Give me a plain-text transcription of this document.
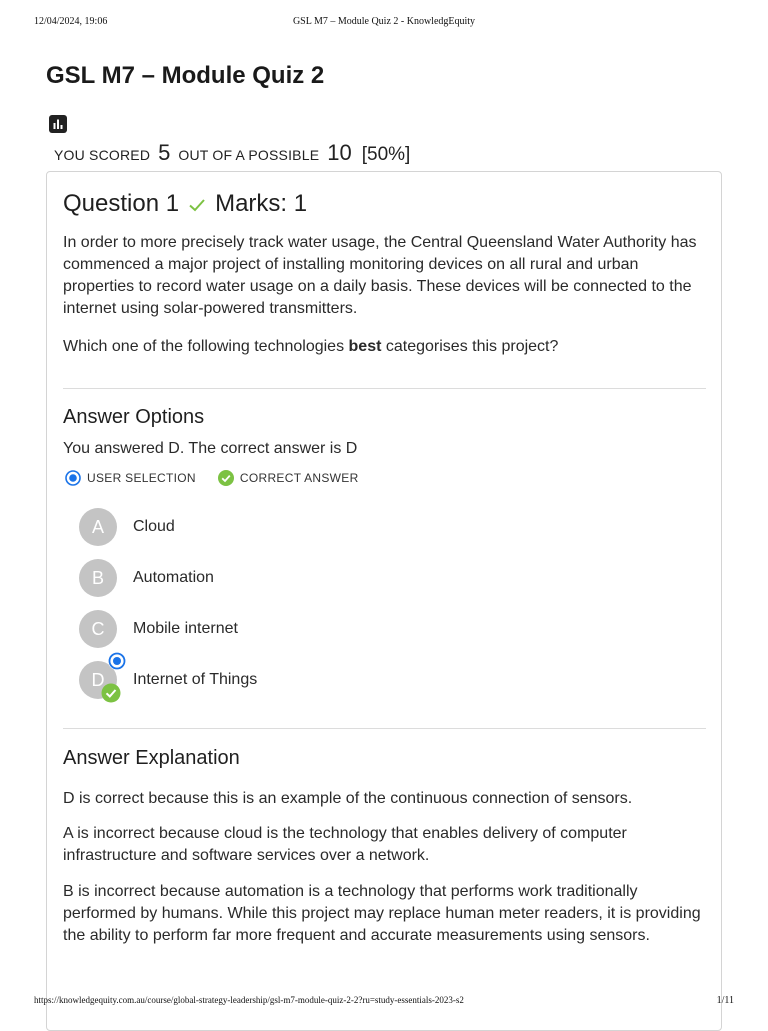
12/04/2024, 19:06	GSL M7 – Module Quiz 2 - KnowledgEquity
GSL M7 – Module Quiz 2
YOU SCORED 5 OUT OF A POSSIBLE 10 [50%]
Question 1 Marks: 1

In order to more precisely track water usage, the Central Queensland Water Authority has commenced a major project of installing monitoring devices on all rural and urban properties to record water usage on a daily basis. These devices will be connected to the internet using solar-powered transmitters.

Which one of the following technologies best categorises this project?

Answer Options

You answered D. The correct answer is D

USER SELECTION	CORRECT ANSWER
A	Cloud
B	Automation
C	Mobile internet
D Internet of Things
Answer Explanation

D is correct because this is an example of the continuous connection of sensors.

A is incorrect because cloud is the technology that enables delivery of computer infrastructure and software services over a network.

B is incorrect because automation is a technology that performs work traditionally performed by humans. While this project may replace human meter readers, it is providing the ability to perform far more frequent and accurate measurements using sensors.

https://knowledgequity.com.au/course/global-strategy-leadership/gsl-m7-module-quiz-2-2?ru=study-essentials-2023-s2	1/11
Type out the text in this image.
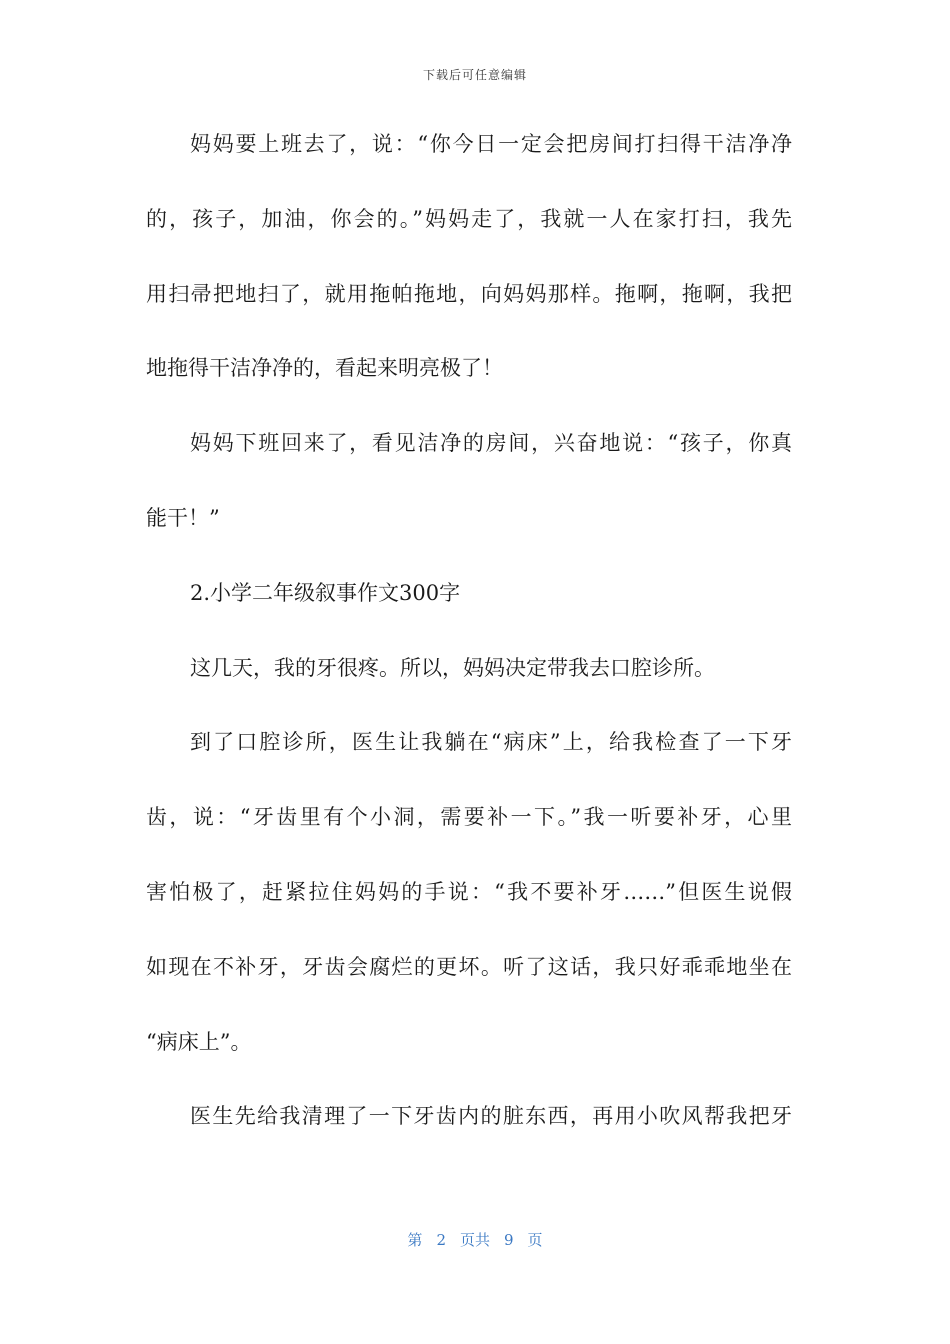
下载后可任意编辑
妈妈要上班去了，说：“你今日一定会把房间打扫得干洁净净
的，孩子，加油，你会的。”妈妈走了，我就一人在家打扫，我先
用扫帚把地扫了，就用拖帕拖地，向妈妈那样。拖啊，拖啊，我把
地拖得干洁净净的，看起来明亮极了！
妈妈下班回来了，看见洁净的房间，兴奋地说：“孩子，你真
能干！”
2.小学二年级叙事作文300字
这几天，我的牙很疼。所以，妈妈决定带我去口腔诊所。
到了口腔诊所，医生让我躺在“病床”上，给我检查了一下牙
齿，说：“牙齿里有个小洞，需要补一下。”我一听要补牙，心里
害怕极了，赶紧拉住妈妈的手说：“我不要补牙……”但医生说假
如现在不补牙，牙齿会腐烂的更坏。听了这话，我只好乖乖地坐在
“病床上”。
医生先给我清理了一下牙齿内的脏东西，再用小吹风帮我把牙
第 2 页共 9 页
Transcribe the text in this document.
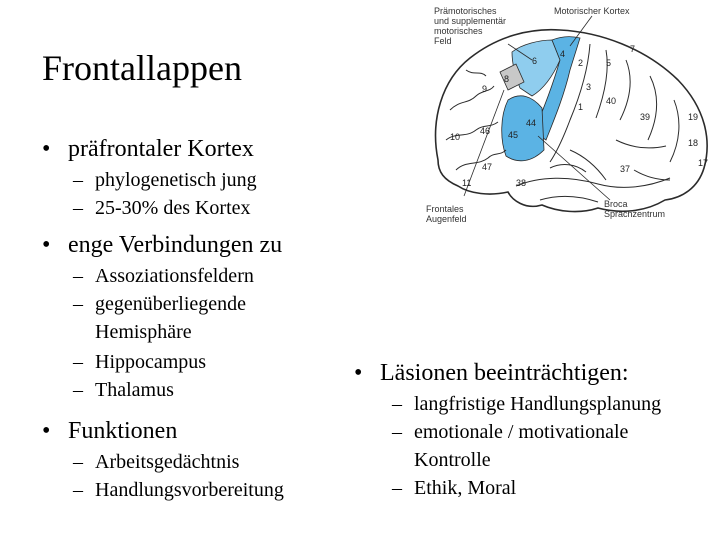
Frontallappen
• präfrontaler Kortex
– phylogenetisch jung
– 25-30% des Kortex
• enge Verbindungen zu
– Assoziationsfeldern
– gegenüberliegende
Hemisphäre
– Hippocampus
– Thalamus
• Funktionen
– Arbeitsgedächtnis
– Handlungsvorbereitung
• Läsionen beeinträchtigen:
– langfristige Handlungsplanung
– emotionale / motivationale
Kontrolle
– Ethik, Moral
4
6
8
9
10
11
44
45
46
47
38
7
39	19
18
17
37
2
3
1
5
40
Prämotorisches
und supplementär
motorisches
Feld
Motorischer Kortex
Frontales
Augenfeld
Broca
Sprachzentrum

AIM OF THE TASK: For each line in the data above that contains the string "sensors", extract the line.

RESPONSE BELOW:
D is correct because this is an example of the continuous connection of sensors.
B is incorrect because automation is a technology that performs work traditionally performed by humans. While this project may replace human meter readers, it is providing the ability to perform far more frequent and accurate measurements using sensors.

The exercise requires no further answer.